### TO BE DONE
Counting only lines that hold "grid", give the total and nothing more.

### DATA SHOWN

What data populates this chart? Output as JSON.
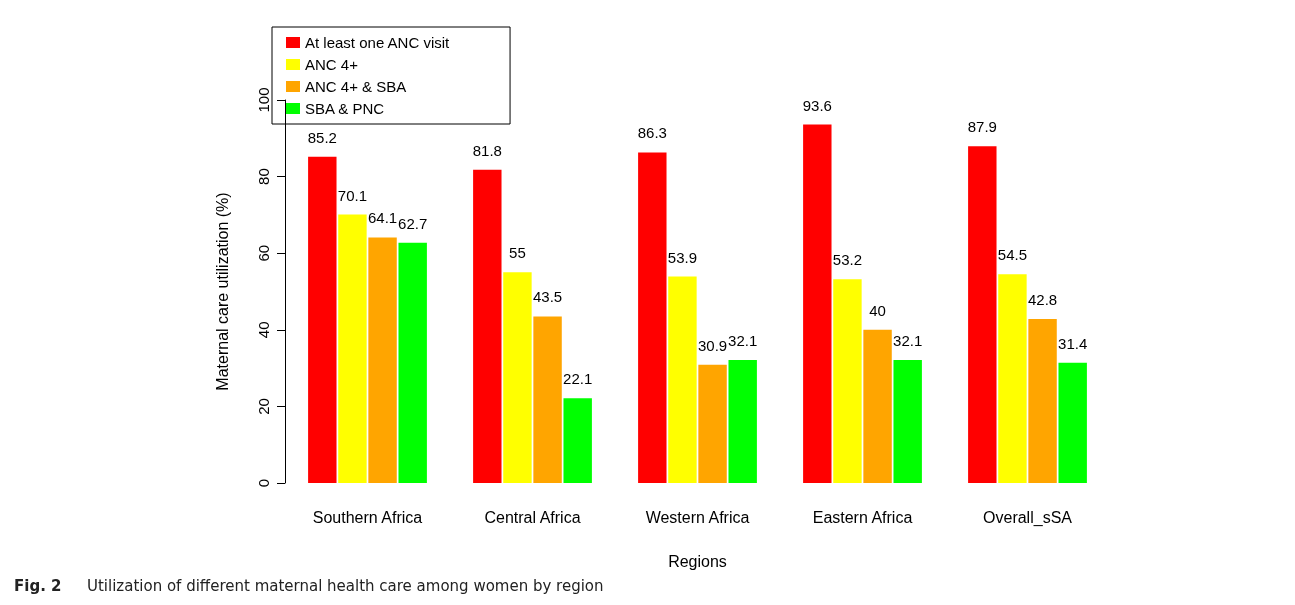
{
  "chart_data": {
    "type": "bar",
    "xlabel": "Regions",
    "ylabel": "Maternal care utilization (%)",
    "categories": [
      "Southern Africa",
      "Central Africa",
      "Western Africa",
      "Eastern Africa",
      "Overall_sSA"
    ],
    "series": [
      {
        "name": "At least one ANC visit",
        "color": "#ff0000",
        "values": [
          85.2,
          81.8,
          86.3,
          93.6,
          87.9
        ]
      },
      {
        "name": "ANC 4+",
        "color": "#ffff00",
        "values": [
          70.1,
          55,
          53.9,
          53.2,
          54.5
        ]
      },
      {
        "name": "ANC 4+ & SBA",
        "color": "#ffa500",
        "values": [
          64.1,
          43.5,
          30.9,
          40,
          42.8
        ]
      },
      {
        "name": "SBA & PNC",
        "color": "#00ff00",
        "values": [
          62.7,
          22.1,
          32.1,
          32.1,
          31.4
        ]
      }
    ],
    "ylim": [
      0,
      100
    ],
    "yticks": [
      0,
      20,
      40,
      60,
      80,
      100
    ],
    "grid": false,
    "legend": "top left",
    "data_labels": true,
    "annotations": [
      "Fig. 2",
      "Utilization of different maternal health care among women by region"
    ]
  }
}
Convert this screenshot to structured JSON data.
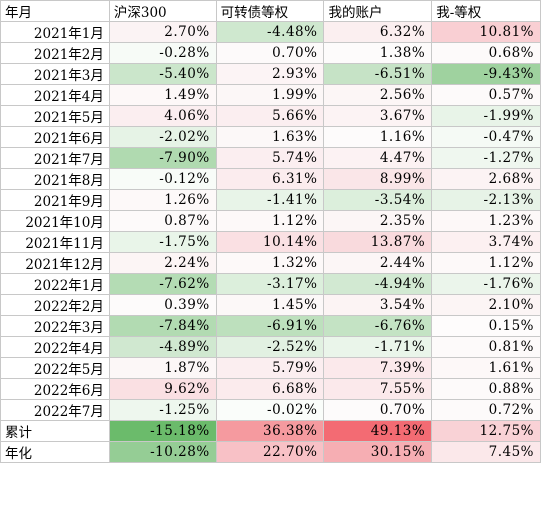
{
  "headers": [
    "年月",
    "沪深300",
    "可转债等权",
    "我的账户",
    "我-等权"
  ],
  "rows": [
    {
      "label": "2021年1月",
      "cells": [
        {
          "v": "2.70%",
          "c": "#fbf3f4"
        },
        {
          "v": "-4.48%",
          "c": "#cfe8cf"
        },
        {
          "v": "6.32%",
          "c": "#fbeff0"
        },
        {
          "v": "10.81%",
          "c": "#f9cfd3"
        }
      ]
    },
    {
      "label": "2021年2月",
      "cells": [
        {
          "v": "-0.28%",
          "c": "#f7fbf7"
        },
        {
          "v": "0.70%",
          "c": "#fdfafa"
        },
        {
          "v": "1.38%",
          "c": "#fdfbfb"
        },
        {
          "v": "0.68%",
          "c": "#fdfafa"
        }
      ]
    },
    {
      "label": "2021年3月",
      "cells": [
        {
          "v": "-5.40%",
          "c": "#cbe6cb"
        },
        {
          "v": "2.93%",
          "c": "#fcf4f5"
        },
        {
          "v": "-6.51%",
          "c": "#c6e3c6"
        },
        {
          "v": "-9.43%",
          "c": "#9fd29f"
        }
      ]
    },
    {
      "label": "2021年4月",
      "cells": [
        {
          "v": "1.49%",
          "c": "#fdf8f8"
        },
        {
          "v": "1.99%",
          "c": "#fcf7f7"
        },
        {
          "v": "2.56%",
          "c": "#fcf6f6"
        },
        {
          "v": "0.57%",
          "c": "#fdfafa"
        }
      ]
    },
    {
      "label": "2021年5月",
      "cells": [
        {
          "v": "4.06%",
          "c": "#fbeef0"
        },
        {
          "v": "5.66%",
          "c": "#fbeef0"
        },
        {
          "v": "3.67%",
          "c": "#fcf3f4"
        },
        {
          "v": "-1.99%",
          "c": "#e8f4e8"
        }
      ]
    },
    {
      "label": "2021年6月",
      "cells": [
        {
          "v": "-2.02%",
          "c": "#e6f3e6"
        },
        {
          "v": "1.63%",
          "c": "#fcf8f8"
        },
        {
          "v": "1.16%",
          "c": "#fdfbfb"
        },
        {
          "v": "-0.47%",
          "c": "#f5faf5"
        }
      ]
    },
    {
      "label": "2021年7月",
      "cells": [
        {
          "v": "-7.90%",
          "c": "#b0dab0"
        },
        {
          "v": "5.74%",
          "c": "#fbeef0"
        },
        {
          "v": "4.47%",
          "c": "#fcf2f3"
        },
        {
          "v": "-1.27%",
          "c": "#eff7ef"
        }
      ]
    },
    {
      "label": "2021年8月",
      "cells": [
        {
          "v": "-0.12%",
          "c": "#f8fcf8"
        },
        {
          "v": "6.31%",
          "c": "#fbecee"
        },
        {
          "v": "8.99%",
          "c": "#fae6e8"
        },
        {
          "v": "2.68%",
          "c": "#fcf3f4"
        }
      ]
    },
    {
      "label": "2021年9月",
      "cells": [
        {
          "v": "1.26%",
          "c": "#fdf9f9"
        },
        {
          "v": "-1.41%",
          "c": "#e8f4e8"
        },
        {
          "v": "-3.54%",
          "c": "#dcefdc"
        },
        {
          "v": "-2.13%",
          "c": "#e7f3e7"
        }
      ]
    },
    {
      "label": "2021年10月",
      "cells": [
        {
          "v": "0.87%",
          "c": "#fdfafa"
        },
        {
          "v": "1.12%",
          "c": "#fdf9f9"
        },
        {
          "v": "2.35%",
          "c": "#fcf6f6"
        },
        {
          "v": "1.23%",
          "c": "#fdf8f8"
        }
      ]
    },
    {
      "label": "2021年11月",
      "cells": [
        {
          "v": "-1.75%",
          "c": "#e9f5e9"
        },
        {
          "v": "10.14%",
          "c": "#fae0e3"
        },
        {
          "v": "13.87%",
          "c": "#f9dadd"
        },
        {
          "v": "3.74%",
          "c": "#fcf0f1"
        }
      ]
    },
    {
      "label": "2021年12月",
      "cells": [
        {
          "v": "2.24%",
          "c": "#fcf5f5"
        },
        {
          "v": "1.32%",
          "c": "#fdf9f9"
        },
        {
          "v": "2.44%",
          "c": "#fcf6f6"
        },
        {
          "v": "1.12%",
          "c": "#fdf9f9"
        }
      ]
    },
    {
      "label": "2022年1月",
      "cells": [
        {
          "v": "-7.62%",
          "c": "#b4dcb4"
        },
        {
          "v": "-3.17%",
          "c": "#dcefdc"
        },
        {
          "v": "-4.94%",
          "c": "#d2e9d2"
        },
        {
          "v": "-1.76%",
          "c": "#ebf5eb"
        }
      ]
    },
    {
      "label": "2022年2月",
      "cells": [
        {
          "v": "0.39%",
          "c": "#fdfbfb"
        },
        {
          "v": "1.45%",
          "c": "#fcf8f8"
        },
        {
          "v": "3.54%",
          "c": "#fcf4f4"
        },
        {
          "v": "2.10%",
          "c": "#fcf5f5"
        }
      ]
    },
    {
      "label": "2022年3月",
      "cells": [
        {
          "v": "-7.84%",
          "c": "#b2dbb2"
        },
        {
          "v": "-6.91%",
          "c": "#bde0bd"
        },
        {
          "v": "-6.76%",
          "c": "#c4e3c4"
        },
        {
          "v": "0.15%",
          "c": "#fefcfc"
        }
      ]
    },
    {
      "label": "2022年4月",
      "cells": [
        {
          "v": "-4.89%",
          "c": "#d0e8d0"
        },
        {
          "v": "-2.52%",
          "c": "#e2f1e2"
        },
        {
          "v": "-1.71%",
          "c": "#eaf5ea"
        },
        {
          "v": "0.81%",
          "c": "#fdfafa"
        }
      ]
    },
    {
      "label": "2022年5月",
      "cells": [
        {
          "v": "1.87%",
          "c": "#fcf7f7"
        },
        {
          "v": "5.79%",
          "c": "#fbeef0"
        },
        {
          "v": "7.39%",
          "c": "#fbe9eb"
        },
        {
          "v": "1.61%",
          "c": "#fdf8f8"
        }
      ]
    },
    {
      "label": "2022年6月",
      "cells": [
        {
          "v": "9.62%",
          "c": "#fae0e3"
        },
        {
          "v": "6.68%",
          "c": "#fbebed"
        },
        {
          "v": "7.55%",
          "c": "#fbe9eb"
        },
        {
          "v": "0.88%",
          "c": "#fdfafa"
        }
      ]
    },
    {
      "label": "2022年7月",
      "cells": [
        {
          "v": "-1.25%",
          "c": "#eef7ee"
        },
        {
          "v": "-0.02%",
          "c": "#fafdfa"
        },
        {
          "v": "0.70%",
          "c": "#fdfbfb"
        },
        {
          "v": "0.72%",
          "c": "#fdfafa"
        }
      ]
    }
  ],
  "summary": [
    {
      "label": "累计",
      "cells": [
        {
          "v": "-15.18%",
          "c": "#6bbb6b"
        },
        {
          "v": "36.38%",
          "c": "#f59a9f"
        },
        {
          "v": "49.13%",
          "c": "#f36b73"
        },
        {
          "v": "12.75%",
          "c": "#f9d2d6"
        }
      ]
    },
    {
      "label": "年化",
      "cells": [
        {
          "v": "-10.28%",
          "c": "#95cd95"
        },
        {
          "v": "22.70%",
          "c": "#f8c1c6"
        },
        {
          "v": "30.15%",
          "c": "#f6aeb3"
        },
        {
          "v": "7.45%",
          "c": "#fbe8ea"
        }
      ]
    }
  ]
}
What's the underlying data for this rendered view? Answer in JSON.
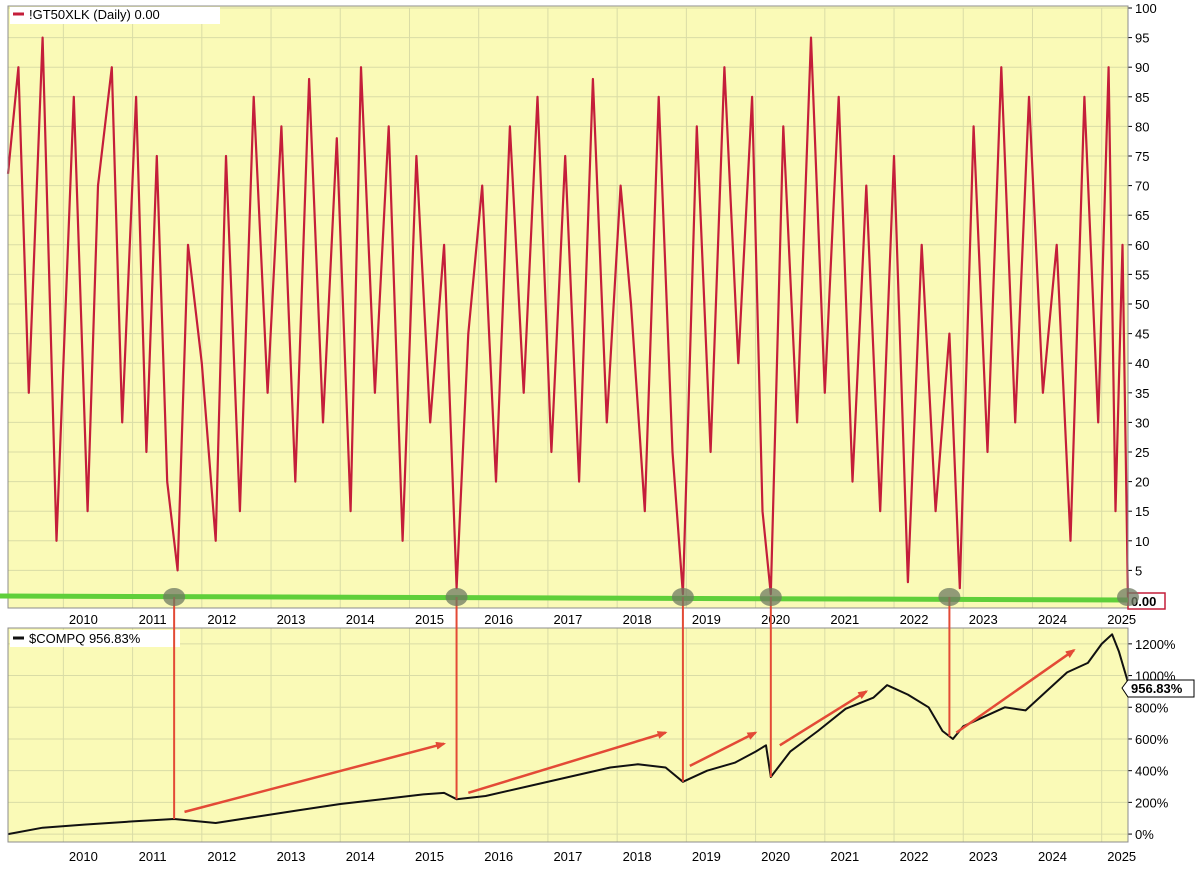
{
  "colors": {
    "panel_bg": "#fafab7",
    "grid": "#d9dca6",
    "border": "#8c8c8c",
    "indicator_line": "#c41e3a",
    "price_line": "#111111",
    "zero_line": "#5fcf3a",
    "marker_circle": "#6e7a62",
    "annotation_red": "#e34a36"
  },
  "chart_data": [
    {
      "type": "line",
      "legend": "!GT50XLK (Daily) 0.00",
      "last_value_label": "0.00",
      "y_ticks": [
        "5",
        "10",
        "15",
        "20",
        "25",
        "30",
        "35",
        "40",
        "45",
        "50",
        "55",
        "60",
        "65",
        "70",
        "75",
        "80",
        "85",
        "90",
        "95",
        "100"
      ],
      "ylim": [
        0,
        100
      ],
      "x_ticks": [
        "2010",
        "2011",
        "2012",
        "2013",
        "2014",
        "2015",
        "2016",
        "2017",
        "2018",
        "2019",
        "2020",
        "2021",
        "2022",
        "2023",
        "2024",
        "2025"
      ],
      "xlim": [
        2009.2,
        2025.38
      ],
      "grid": true,
      "series": [
        {
          "x": [
            2009.2,
            2009.35,
            2009.5,
            2009.7,
            2009.9,
            2010.15,
            2010.35,
            2010.5,
            2010.7,
            2010.85,
            2011.05,
            2011.2,
            2011.35,
            2011.5,
            2011.65,
            2011.8,
            2012.0,
            2012.2,
            2012.35,
            2012.55,
            2012.75,
            2012.95,
            2013.15,
            2013.35,
            2013.55,
            2013.75,
            2013.95,
            2014.15,
            2014.3,
            2014.5,
            2014.7,
            2014.9,
            2015.1,
            2015.3,
            2015.5,
            2015.68,
            2015.85,
            2016.05,
            2016.25,
            2016.45,
            2016.65,
            2016.85,
            2017.05,
            2017.25,
            2017.45,
            2017.65,
            2017.85,
            2018.05,
            2018.2,
            2018.4,
            2018.6,
            2018.8,
            2018.95,
            2019.15,
            2019.35,
            2019.55,
            2019.75,
            2019.95,
            2020.1,
            2020.22,
            2020.4,
            2020.6,
            2020.8,
            2021.0,
            2021.2,
            2021.4,
            2021.6,
            2021.8,
            2022.0,
            2022.2,
            2022.4,
            2022.6,
            2022.8,
            2022.95,
            2023.15,
            2023.35,
            2023.55,
            2023.75,
            2023.95,
            2024.15,
            2024.35,
            2024.55,
            2024.75,
            2024.95,
            2025.1,
            2025.2,
            2025.3,
            2025.38
          ],
          "values": [
            72,
            90,
            35,
            95,
            10,
            85,
            15,
            70,
            90,
            30,
            85,
            25,
            75,
            20,
            5,
            60,
            40,
            10,
            75,
            15,
            85,
            35,
            80,
            20,
            88,
            30,
            78,
            15,
            90,
            35,
            80,
            10,
            75,
            30,
            60,
            2,
            45,
            70,
            20,
            80,
            35,
            85,
            25,
            75,
            20,
            88,
            30,
            70,
            50,
            15,
            85,
            25,
            1,
            80,
            25,
            90,
            40,
            85,
            15,
            1,
            80,
            30,
            95,
            35,
            85,
            20,
            70,
            15,
            75,
            3,
            60,
            15,
            45,
            2,
            80,
            25,
            90,
            30,
            85,
            35,
            60,
            10,
            85,
            30,
            90,
            15,
            60,
            0
          ]
        }
      ]
    },
    {
      "type": "line",
      "legend": "$COMPQ 956.83%",
      "last_value_label": "956.83%",
      "y_ticks": [
        "0%",
        "200%",
        "400%",
        "600%",
        "800%",
        "1000%",
        "1200%"
      ],
      "ylim": [
        -50,
        1300
      ],
      "x_ticks": [
        "2010",
        "2011",
        "2012",
        "2013",
        "2014",
        "2015",
        "2016",
        "2017",
        "2018",
        "2019",
        "2020",
        "2021",
        "2022",
        "2023",
        "2024",
        "2025"
      ],
      "xlim": [
        2009.2,
        2025.38
      ],
      "grid": true,
      "series": [
        {
          "x": [
            2009.2,
            2009.7,
            2010.3,
            2011.0,
            2011.6,
            2012.2,
            2012.8,
            2013.4,
            2014.0,
            2014.6,
            2015.2,
            2015.5,
            2015.68,
            2016.1,
            2016.7,
            2017.3,
            2017.9,
            2018.3,
            2018.7,
            2018.95,
            2019.3,
            2019.7,
            2020.0,
            2020.15,
            2020.22,
            2020.5,
            2020.9,
            2021.3,
            2021.7,
            2021.9,
            2022.2,
            2022.5,
            2022.7,
            2022.85,
            2023.0,
            2023.3,
            2023.6,
            2023.9,
            2024.2,
            2024.5,
            2024.8,
            2025.0,
            2025.15,
            2025.25,
            2025.38
          ],
          "values": [
            0,
            40,
            60,
            80,
            95,
            70,
            110,
            150,
            190,
            220,
            250,
            260,
            220,
            240,
            300,
            360,
            420,
            440,
            420,
            330,
            400,
            450,
            520,
            560,
            360,
            520,
            650,
            790,
            860,
            940,
            880,
            800,
            650,
            600,
            680,
            740,
            800,
            780,
            900,
            1020,
            1080,
            1200,
            1260,
            1150,
            957
          ]
        }
      ]
    }
  ],
  "annotation_dates": [
    2011.6,
    2015.68,
    2018.95,
    2020.22,
    2022.8,
    2025.38
  ]
}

### SOLUTION FOR THIS TASK
4